[BEGIN Given records]

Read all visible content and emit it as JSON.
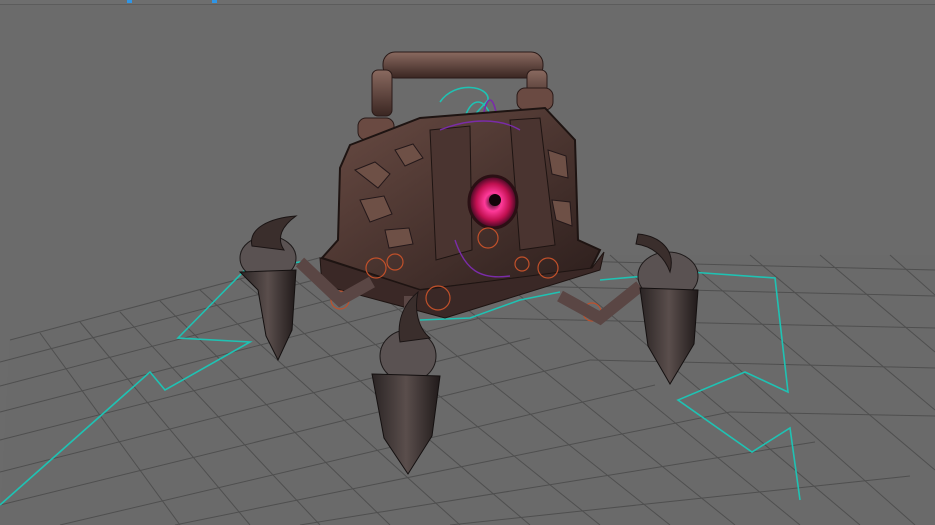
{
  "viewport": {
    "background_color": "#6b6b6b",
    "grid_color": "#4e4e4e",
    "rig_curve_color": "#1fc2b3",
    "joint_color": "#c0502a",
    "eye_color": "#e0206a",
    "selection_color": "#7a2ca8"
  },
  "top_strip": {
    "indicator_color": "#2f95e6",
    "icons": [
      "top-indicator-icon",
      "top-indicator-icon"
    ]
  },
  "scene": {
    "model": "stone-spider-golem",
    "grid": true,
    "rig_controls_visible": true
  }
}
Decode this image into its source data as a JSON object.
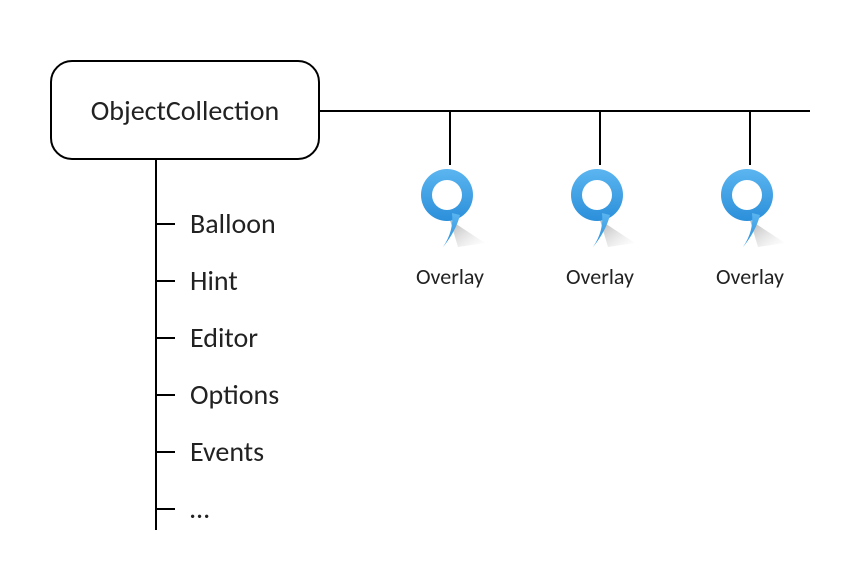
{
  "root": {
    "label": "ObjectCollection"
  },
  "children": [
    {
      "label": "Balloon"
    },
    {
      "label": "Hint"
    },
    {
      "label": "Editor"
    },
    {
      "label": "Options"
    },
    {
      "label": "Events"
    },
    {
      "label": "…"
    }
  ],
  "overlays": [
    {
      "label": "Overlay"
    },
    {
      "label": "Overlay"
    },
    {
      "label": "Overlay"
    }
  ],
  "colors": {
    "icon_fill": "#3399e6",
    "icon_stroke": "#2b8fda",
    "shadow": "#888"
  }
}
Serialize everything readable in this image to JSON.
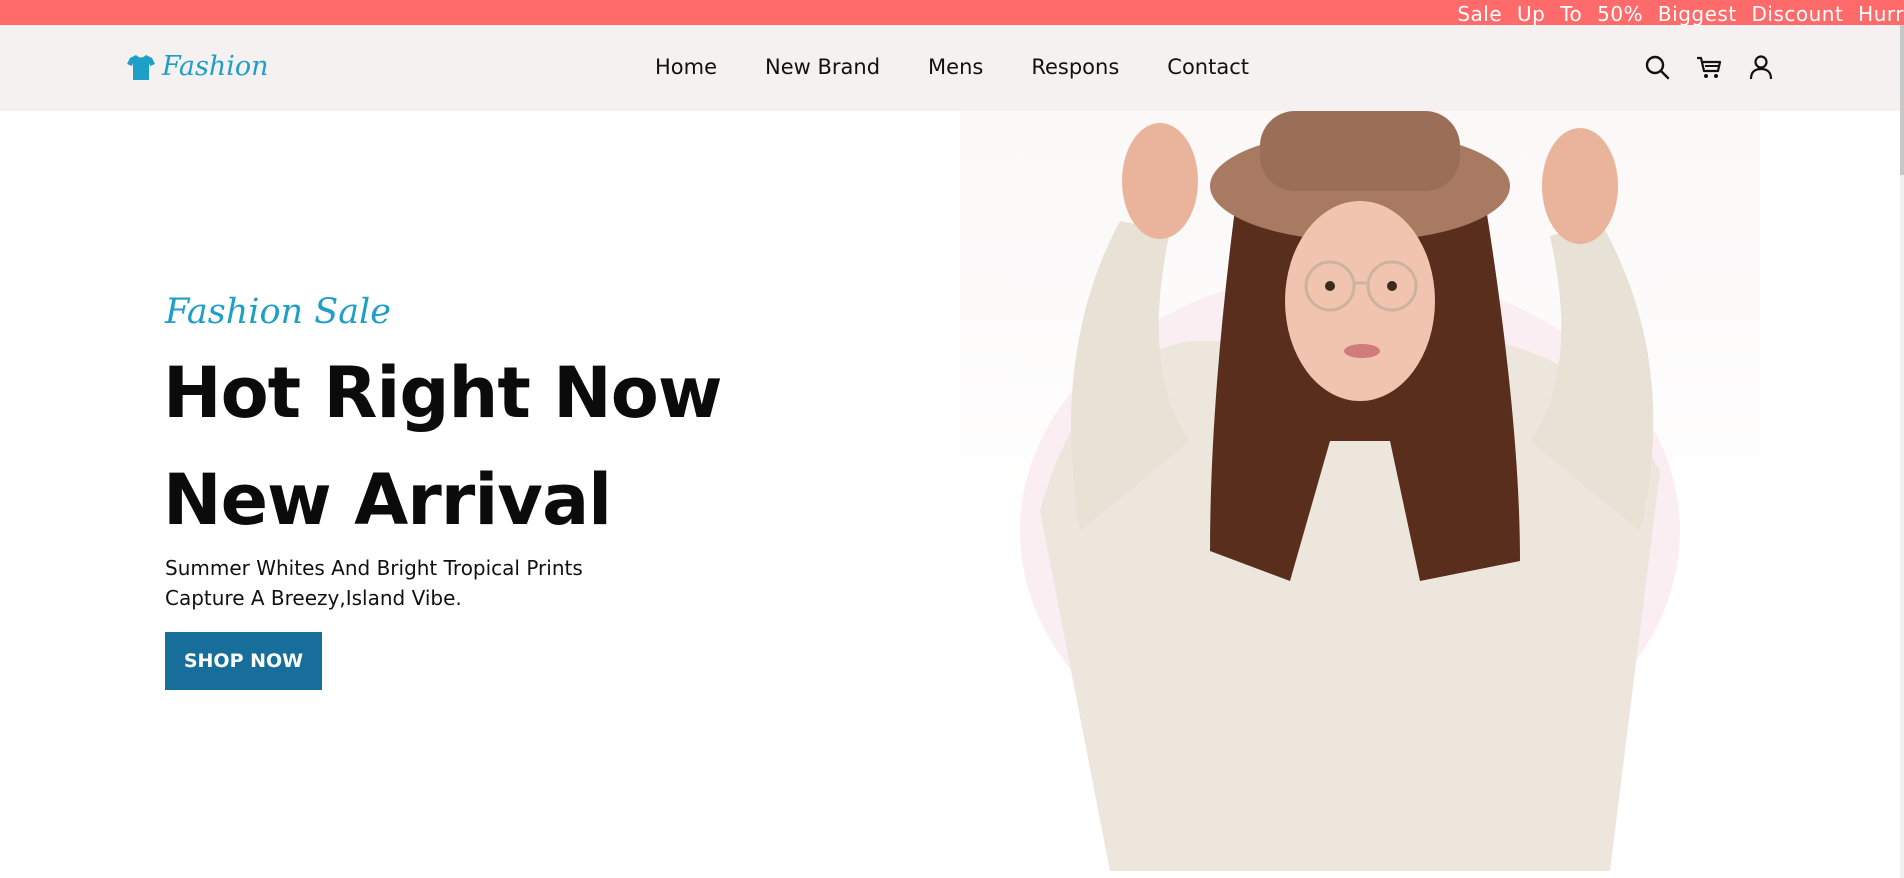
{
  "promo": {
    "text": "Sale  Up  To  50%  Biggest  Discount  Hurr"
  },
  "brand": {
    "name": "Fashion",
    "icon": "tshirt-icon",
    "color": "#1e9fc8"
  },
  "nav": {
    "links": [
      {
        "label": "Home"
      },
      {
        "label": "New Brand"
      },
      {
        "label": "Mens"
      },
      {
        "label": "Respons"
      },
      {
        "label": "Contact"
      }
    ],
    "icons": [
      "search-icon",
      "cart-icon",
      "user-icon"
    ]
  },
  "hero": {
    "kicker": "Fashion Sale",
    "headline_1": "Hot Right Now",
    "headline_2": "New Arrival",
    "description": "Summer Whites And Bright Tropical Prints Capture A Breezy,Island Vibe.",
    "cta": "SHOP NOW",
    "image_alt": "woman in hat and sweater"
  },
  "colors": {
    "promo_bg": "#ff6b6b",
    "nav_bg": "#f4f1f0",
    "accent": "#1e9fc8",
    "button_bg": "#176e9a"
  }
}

[END Given records]

_Task statement_
Only the number is needed here: how many lines of the records contain "this"?

_Full solution_
2